──────── EXERCISE MATERIAL ────────

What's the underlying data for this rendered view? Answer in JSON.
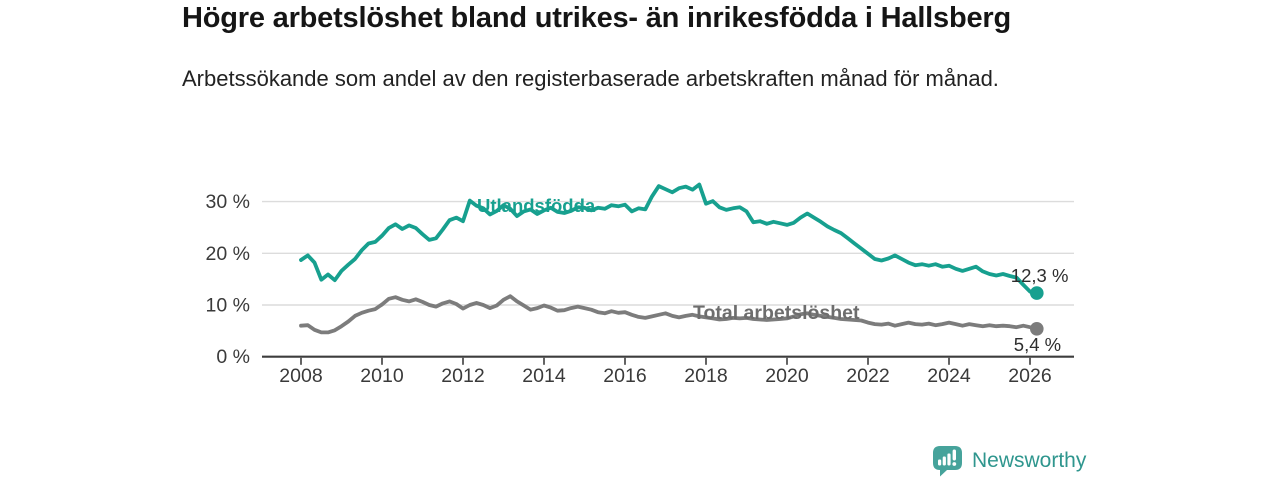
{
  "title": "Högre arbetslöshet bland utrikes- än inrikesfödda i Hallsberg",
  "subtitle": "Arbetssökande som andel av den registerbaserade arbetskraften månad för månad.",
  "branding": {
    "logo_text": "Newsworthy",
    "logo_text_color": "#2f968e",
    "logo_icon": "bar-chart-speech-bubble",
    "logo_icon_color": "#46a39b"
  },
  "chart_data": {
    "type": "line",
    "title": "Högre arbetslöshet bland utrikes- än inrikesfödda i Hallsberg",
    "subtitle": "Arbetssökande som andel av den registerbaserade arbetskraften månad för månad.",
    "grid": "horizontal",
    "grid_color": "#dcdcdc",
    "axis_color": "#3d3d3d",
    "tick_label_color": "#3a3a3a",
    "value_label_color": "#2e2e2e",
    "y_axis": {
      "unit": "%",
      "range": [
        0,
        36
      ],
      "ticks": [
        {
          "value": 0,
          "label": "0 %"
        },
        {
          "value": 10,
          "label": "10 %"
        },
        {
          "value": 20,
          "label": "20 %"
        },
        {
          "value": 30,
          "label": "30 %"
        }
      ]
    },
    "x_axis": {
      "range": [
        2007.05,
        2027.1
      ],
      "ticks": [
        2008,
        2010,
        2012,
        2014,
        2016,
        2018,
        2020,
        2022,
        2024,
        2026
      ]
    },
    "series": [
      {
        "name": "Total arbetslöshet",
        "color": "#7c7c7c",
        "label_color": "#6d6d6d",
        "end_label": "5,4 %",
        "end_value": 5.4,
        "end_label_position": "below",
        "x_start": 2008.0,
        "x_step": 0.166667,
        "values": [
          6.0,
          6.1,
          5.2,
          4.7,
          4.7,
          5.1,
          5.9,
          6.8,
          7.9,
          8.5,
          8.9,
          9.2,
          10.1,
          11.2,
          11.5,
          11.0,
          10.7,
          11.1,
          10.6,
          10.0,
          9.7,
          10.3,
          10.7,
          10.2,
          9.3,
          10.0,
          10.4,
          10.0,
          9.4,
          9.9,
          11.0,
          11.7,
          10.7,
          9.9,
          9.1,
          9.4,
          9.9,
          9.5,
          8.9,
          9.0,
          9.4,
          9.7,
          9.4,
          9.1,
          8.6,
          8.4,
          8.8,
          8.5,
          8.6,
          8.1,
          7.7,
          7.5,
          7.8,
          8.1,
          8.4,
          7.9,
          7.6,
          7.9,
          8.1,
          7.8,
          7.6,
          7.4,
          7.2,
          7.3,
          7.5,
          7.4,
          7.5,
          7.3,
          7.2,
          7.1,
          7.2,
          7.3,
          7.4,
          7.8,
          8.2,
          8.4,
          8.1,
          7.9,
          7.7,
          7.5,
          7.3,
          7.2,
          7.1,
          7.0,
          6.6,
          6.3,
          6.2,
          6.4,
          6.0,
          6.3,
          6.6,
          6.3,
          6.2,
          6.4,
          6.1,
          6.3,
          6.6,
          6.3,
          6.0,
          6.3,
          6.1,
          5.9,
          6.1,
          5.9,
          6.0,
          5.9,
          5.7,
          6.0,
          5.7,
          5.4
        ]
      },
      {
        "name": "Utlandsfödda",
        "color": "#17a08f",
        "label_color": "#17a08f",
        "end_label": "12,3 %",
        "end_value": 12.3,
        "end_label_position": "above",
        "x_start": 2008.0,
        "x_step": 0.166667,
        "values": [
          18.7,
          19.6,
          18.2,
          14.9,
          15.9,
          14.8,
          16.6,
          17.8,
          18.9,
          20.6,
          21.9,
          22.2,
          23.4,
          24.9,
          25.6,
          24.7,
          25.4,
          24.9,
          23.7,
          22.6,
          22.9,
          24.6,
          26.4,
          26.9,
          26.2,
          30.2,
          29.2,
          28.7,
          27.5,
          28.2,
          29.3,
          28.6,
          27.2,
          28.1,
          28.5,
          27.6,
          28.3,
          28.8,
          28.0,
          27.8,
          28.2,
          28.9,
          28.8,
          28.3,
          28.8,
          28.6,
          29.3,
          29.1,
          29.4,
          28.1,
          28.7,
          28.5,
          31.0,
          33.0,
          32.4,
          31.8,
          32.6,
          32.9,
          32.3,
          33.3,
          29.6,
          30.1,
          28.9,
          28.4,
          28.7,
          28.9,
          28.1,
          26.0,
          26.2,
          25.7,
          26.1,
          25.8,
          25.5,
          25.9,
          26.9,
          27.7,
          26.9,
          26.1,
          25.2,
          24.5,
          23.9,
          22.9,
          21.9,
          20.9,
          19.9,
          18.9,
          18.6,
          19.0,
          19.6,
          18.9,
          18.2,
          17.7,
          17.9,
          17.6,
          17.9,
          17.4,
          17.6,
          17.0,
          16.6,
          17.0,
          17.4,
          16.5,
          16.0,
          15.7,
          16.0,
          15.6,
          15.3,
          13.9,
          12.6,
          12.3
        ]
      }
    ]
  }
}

────────

§ **GOAL**
Leave out the pictures, and give all the records again exactly.

§ **EXERCISE OUTPUT**
What's the underlying data for this rendered view? Answer in JSON.
{
  "title": "Högre arbetslöshet bland utrikes- än inrikesfödda i Hallsberg",
  "subtitle": "Arbetssökande som andel av den registerbaserade arbetskraften månad för månad.",
  "branding": {
    "logo_text": "Newsworthy",
    "logo_text_color": "#2f968e",
    "logo_icon": "bar-chart-speech-bubble",
    "logo_icon_color": "#46a39b"
  },
  "chart_data": {
    "type": "line",
    "title": "Högre arbetslöshet bland utrikes- än inrikesfödda i Hallsberg",
    "subtitle": "Arbetssökande som andel av den registerbaserade arbetskraften månad för månad.",
    "grid": "horizontal",
    "grid_color": "#dcdcdc",
    "axis_color": "#3d3d3d",
    "tick_label_color": "#3a3a3a",
    "value_label_color": "#2e2e2e",
    "y_axis": {
      "unit": "%",
      "range": [
        0,
        36
      ],
      "ticks": [
        {
          "value": 0,
          "label": "0 %"
        },
        {
          "value": 10,
          "label": "10 %"
        },
        {
          "value": 20,
          "label": "20 %"
        },
        {
          "value": 30,
          "label": "30 %"
        }
      ]
    },
    "x_axis": {
      "range": [
        2007.05,
        2027.1
      ],
      "ticks": [
        2008,
        2010,
        2012,
        2014,
        2016,
        2018,
        2020,
        2022,
        2024,
        2026
      ]
    },
    "series": [
      {
        "name": "Total arbetslöshet",
        "color": "#7c7c7c",
        "label_color": "#6d6d6d",
        "end_label": "5,4 %",
        "end_value": 5.4,
        "end_label_position": "below",
        "x_start": 2008.0,
        "x_step": 0.166667,
        "values": [
          6.0,
          6.1,
          5.2,
          4.7,
          4.7,
          5.1,
          5.9,
          6.8,
          7.9,
          8.5,
          8.9,
          9.2,
          10.1,
          11.2,
          11.5,
          11.0,
          10.7,
          11.1,
          10.6,
          10.0,
          9.7,
          10.3,
          10.7,
          10.2,
          9.3,
          10.0,
          10.4,
          10.0,
          9.4,
          9.9,
          11.0,
          11.7,
          10.7,
          9.9,
          9.1,
          9.4,
          9.9,
          9.5,
          8.9,
          9.0,
          9.4,
          9.7,
          9.4,
          9.1,
          8.6,
          8.4,
          8.8,
          8.5,
          8.6,
          8.1,
          7.7,
          7.5,
          7.8,
          8.1,
          8.4,
          7.9,
          7.6,
          7.9,
          8.1,
          7.8,
          7.6,
          7.4,
          7.2,
          7.3,
          7.5,
          7.4,
          7.5,
          7.3,
          7.2,
          7.1,
          7.2,
          7.3,
          7.4,
          7.8,
          8.2,
          8.4,
          8.1,
          7.9,
          7.7,
          7.5,
          7.3,
          7.2,
          7.1,
          7.0,
          6.6,
          6.3,
          6.2,
          6.4,
          6.0,
          6.3,
          6.6,
          6.3,
          6.2,
          6.4,
          6.1,
          6.3,
          6.6,
          6.3,
          6.0,
          6.3,
          6.1,
          5.9,
          6.1,
          5.9,
          6.0,
          5.9,
          5.7,
          6.0,
          5.7,
          5.4
        ]
      },
      {
        "name": "Utlandsfödda",
        "color": "#17a08f",
        "label_color": "#17a08f",
        "end_label": "12,3 %",
        "end_value": 12.3,
        "end_label_position": "above",
        "x_start": 2008.0,
        "x_step": 0.166667,
        "values": [
          18.7,
          19.6,
          18.2,
          14.9,
          15.9,
          14.8,
          16.6,
          17.8,
          18.9,
          20.6,
          21.9,
          22.2,
          23.4,
          24.9,
          25.6,
          24.7,
          25.4,
          24.9,
          23.7,
          22.6,
          22.9,
          24.6,
          26.4,
          26.9,
          26.2,
          30.2,
          29.2,
          28.7,
          27.5,
          28.2,
          29.3,
          28.6,
          27.2,
          28.1,
          28.5,
          27.6,
          28.3,
          28.8,
          28.0,
          27.8,
          28.2,
          28.9,
          28.8,
          28.3,
          28.8,
          28.6,
          29.3,
          29.1,
          29.4,
          28.1,
          28.7,
          28.5,
          31.0,
          33.0,
          32.4,
          31.8,
          32.6,
          32.9,
          32.3,
          33.3,
          29.6,
          30.1,
          28.9,
          28.4,
          28.7,
          28.9,
          28.1,
          26.0,
          26.2,
          25.7,
          26.1,
          25.8,
          25.5,
          25.9,
          26.9,
          27.7,
          26.9,
          26.1,
          25.2,
          24.5,
          23.9,
          22.9,
          21.9,
          20.9,
          19.9,
          18.9,
          18.6,
          19.0,
          19.6,
          18.9,
          18.2,
          17.7,
          17.9,
          17.6,
          17.9,
          17.4,
          17.6,
          17.0,
          16.6,
          17.0,
          17.4,
          16.5,
          16.0,
          15.7,
          16.0,
          15.6,
          15.3,
          13.9,
          12.6,
          12.3
        ]
      }
    ]
  }
}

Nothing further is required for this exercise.